Data records:

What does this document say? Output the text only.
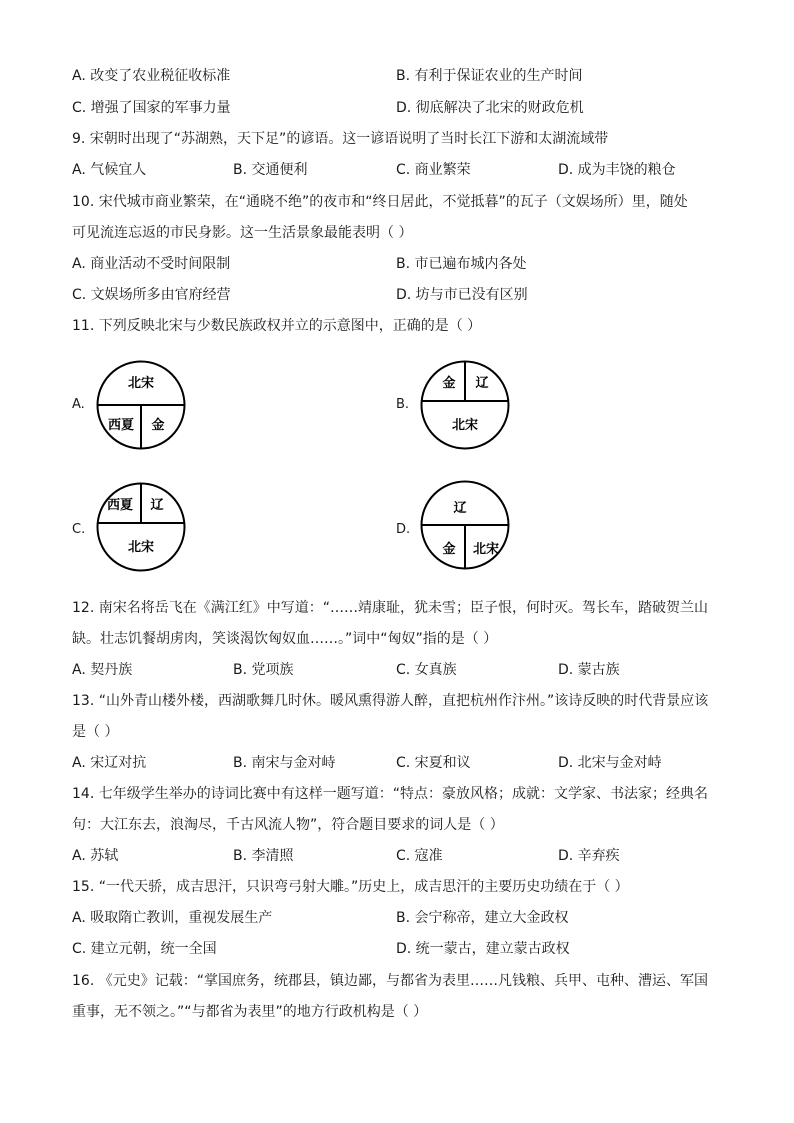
A. 改变了农业税征收标准	B. 有利于保证农业的生产时间
C. 增强了国家的军事力量	D. 彻底解决了北宋的财政危机
9. 宋朝时出现了“苏湖熟，天下足”的谚语。这一谚语说明了当时长江下游和太湖流域带
A. 气候宜人	B. 交通便利	C. 商业繁荣	D. 成为丰饶的粮仓
10. 宋代城市商业繁荣，在“通晓不绝”的夜市和“终日居此，不觉抵暮”的瓦子（文娱场所）里，随处
可见流连忘返的市民身影。这一生活景象最能表明（ ）
A. 商业活动不受时间限制	B. 市已遍布城内各处
C. 文娱场所多由官府经营	D. 坊与市已没有区别
11. 下列反映北宋与少数民族政权并立的示意图中，正确的是（ ）
A.
北宋
西夏 金
B.
金 辽
北宋
C.
西夏 辽
北宋
D.
辽
金 北宋
12. 南宋名将岳飞在《满江红》中写道：“……靖康耻，犹未雪；臣子恨，何时灭。驾长车，踏破贺兰山
缺。壮志饥餐胡虏肉，笑谈渴饮匈奴血……。”词中“匈奴”指的是（ ）
A. 契丹族	B. 党项族	C. 女真族	D. 蒙古族
13. “山外青山楼外楼，西湖歌舞几时休。暖风熏得游人醉，直把杭州作汴州。”该诗反映的时代背景应该
是（ ）
A. 宋辽对抗	B. 南宋与金对峙	C. 宋夏和议	D. 北宋与金对峙
14. 七年级学生举办的诗词比赛中有这样一题写道：“特点：豪放风格；成就：文学家、书法家；经典名
句：大江东去，浪淘尽，千古风流人物”，符合题目要求的词人是（ ）
A. 苏轼	B. 李清照	C. 寇准	D. 辛弃疾
15. “一代天骄，成吉思汗，只识弯弓射大雕。”历史上，成吉思汗的主要历史功绩在于（ ）
A. 吸取隋亡教训，重视发展生产	B. 会宁称帝，建立大金政权
C. 建立元朝，统一全国	D. 统一蒙古，建立蒙古政权
16. 《元史》记载：“掌国庶务，统郡县，镇边鄙，与都省为表里……凡钱粮、兵甲、屯种、漕运、军国
重事，无不领之。”“与都省为表里”的地方行政机构是（ ）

● PROBLEM TO WORK ON: Copy each line of the records precisely and drop any images they hold.

● RESULT BELOW:
What does this document say? Output the text only.
A. 改变了农业税征收标准	B. 有利于保证农业的生产时间
C. 增强了国家的军事力量	D. 彻底解决了北宋的财政危机
9. 宋朝时出现了“苏湖熟，天下足”的谚语。这一谚语说明了当时长江下游和太湖流域带
A. 气候宜人	B. 交通便利	C. 商业繁荣	D. 成为丰饶的粮仓
10. 宋代城市商业繁荣，在“通晓不绝”的夜市和“终日居此，不觉抵暮”的瓦子（文娱场所）里，随处
可见流连忘返的市民身影。这一生活景象最能表明（ ）
A. 商业活动不受时间限制	B. 市已遍布城内各处
C. 文娱场所多由官府经营	D. 坊与市已没有区别
11. 下列反映北宋与少数民族政权并立的示意图中，正确的是（ ）
A.
北宋
西夏 金
B.
金 辽
北宋
C.
西夏 辽
北宋
D.
辽
金 北宋
12. 南宋名将岳飞在《满江红》中写道：“……靖康耻，犹未雪；臣子恨，何时灭。驾长车，踏破贺兰山
缺。壮志饥餐胡虏肉，笑谈渴饮匈奴血……。”词中“匈奴”指的是（ ）
A. 契丹族	B. 党项族	C. 女真族	D. 蒙古族
13. “山外青山楼外楼，西湖歌舞几时休。暖风熏得游人醉，直把杭州作汴州。”该诗反映的时代背景应该
是（ ）
A. 宋辽对抗	B. 南宋与金对峙	C. 宋夏和议	D. 北宋与金对峙
14. 七年级学生举办的诗词比赛中有这样一题写道：“特点：豪放风格；成就：文学家、书法家；经典名
句：大江东去，浪淘尽，千古风流人物”，符合题目要求的词人是（ ）
A. 苏轼	B. 李清照	C. 寇准	D. 辛弃疾
15. “一代天骄，成吉思汗，只识弯弓射大雕。”历史上，成吉思汗的主要历史功绩在于（ ）
A. 吸取隋亡教训，重视发展生产	B. 会宁称帝，建立大金政权
C. 建立元朝，统一全国	D. 统一蒙古，建立蒙古政权
16. 《元史》记载：“掌国庶务，统郡县，镇边鄙，与都省为表里……凡钱粮、兵甲、屯种、漕运、军国
重事，无不领之。”“与都省为表里”的地方行政机构是（ ）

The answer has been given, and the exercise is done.